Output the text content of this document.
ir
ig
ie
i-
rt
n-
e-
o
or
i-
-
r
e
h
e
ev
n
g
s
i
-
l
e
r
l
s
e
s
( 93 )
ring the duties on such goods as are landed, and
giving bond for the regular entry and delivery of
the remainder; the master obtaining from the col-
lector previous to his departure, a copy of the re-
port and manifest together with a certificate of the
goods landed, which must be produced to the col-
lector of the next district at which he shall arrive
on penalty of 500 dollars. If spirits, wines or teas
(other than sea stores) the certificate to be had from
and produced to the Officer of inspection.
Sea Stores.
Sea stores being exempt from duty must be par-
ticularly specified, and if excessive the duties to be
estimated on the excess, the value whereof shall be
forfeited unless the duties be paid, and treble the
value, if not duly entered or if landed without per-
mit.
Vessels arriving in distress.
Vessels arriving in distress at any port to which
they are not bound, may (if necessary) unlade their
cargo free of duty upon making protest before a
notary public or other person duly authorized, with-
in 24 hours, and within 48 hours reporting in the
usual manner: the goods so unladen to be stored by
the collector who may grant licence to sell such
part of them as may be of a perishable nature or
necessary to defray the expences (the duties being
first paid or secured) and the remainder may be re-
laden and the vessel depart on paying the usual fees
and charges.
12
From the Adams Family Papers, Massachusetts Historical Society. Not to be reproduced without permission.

» What is needed:
From the listing above, collect each line in which the string "shall" appears.

» Task response:
lector of the next district at which he shall arrive
estimated on the excess, the value whereof shall be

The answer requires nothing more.